→ AIM OF THE EXERCISE
An exact copy of all the data is required, with pictures left out.

→ RECORDS PROVIDED
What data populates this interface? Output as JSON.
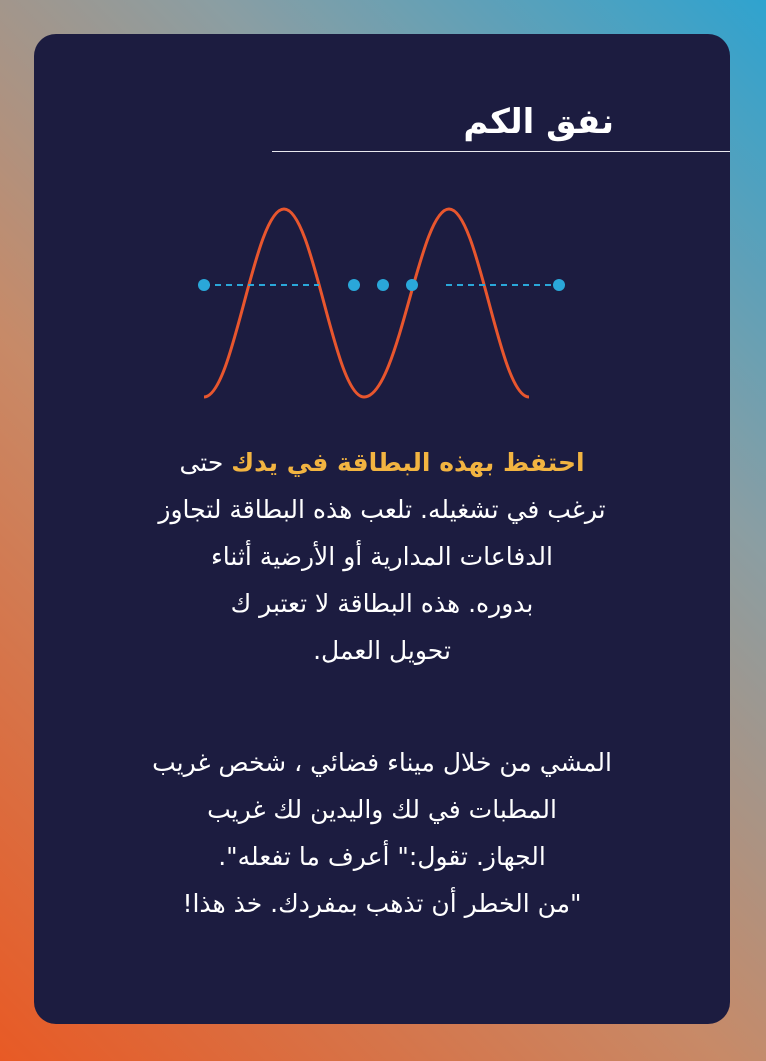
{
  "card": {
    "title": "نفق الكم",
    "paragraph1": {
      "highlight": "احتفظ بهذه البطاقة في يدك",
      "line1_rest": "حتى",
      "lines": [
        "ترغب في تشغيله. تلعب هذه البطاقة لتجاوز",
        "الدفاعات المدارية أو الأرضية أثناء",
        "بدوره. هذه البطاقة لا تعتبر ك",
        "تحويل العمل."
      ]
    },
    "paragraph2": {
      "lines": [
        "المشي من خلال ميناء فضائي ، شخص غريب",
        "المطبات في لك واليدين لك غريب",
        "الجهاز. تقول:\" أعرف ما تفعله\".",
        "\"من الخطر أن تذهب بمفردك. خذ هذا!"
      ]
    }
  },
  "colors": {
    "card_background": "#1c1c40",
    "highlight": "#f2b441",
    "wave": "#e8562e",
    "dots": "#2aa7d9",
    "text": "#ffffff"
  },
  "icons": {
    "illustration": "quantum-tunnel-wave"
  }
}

→ EXPECTED OUTPUT
What data populates this interface? Output as JSON.
{
  "card": {
    "title": "نفق الكم",
    "paragraph1": {
      "highlight": "احتفظ بهذه البطاقة في يدك",
      "line1_rest": "حتى",
      "lines": [
        "ترغب في تشغيله. تلعب هذه البطاقة لتجاوز",
        "الدفاعات المدارية أو الأرضية أثناء",
        "بدوره. هذه البطاقة لا تعتبر ك",
        "تحويل العمل."
      ]
    },
    "paragraph2": {
      "lines": [
        "المشي من خلال ميناء فضائي ، شخص غريب",
        "المطبات في لك واليدين لك غريب",
        "الجهاز. تقول:\" أعرف ما تفعله\".",
        "\"من الخطر أن تذهب بمفردك. خذ هذا!"
      ]
    }
  },
  "colors": {
    "card_background": "#1c1c40",
    "highlight": "#f2b441",
    "wave": "#e8562e",
    "dots": "#2aa7d9",
    "text": "#ffffff"
  },
  "icons": {
    "illustration": "quantum-tunnel-wave"
  }
}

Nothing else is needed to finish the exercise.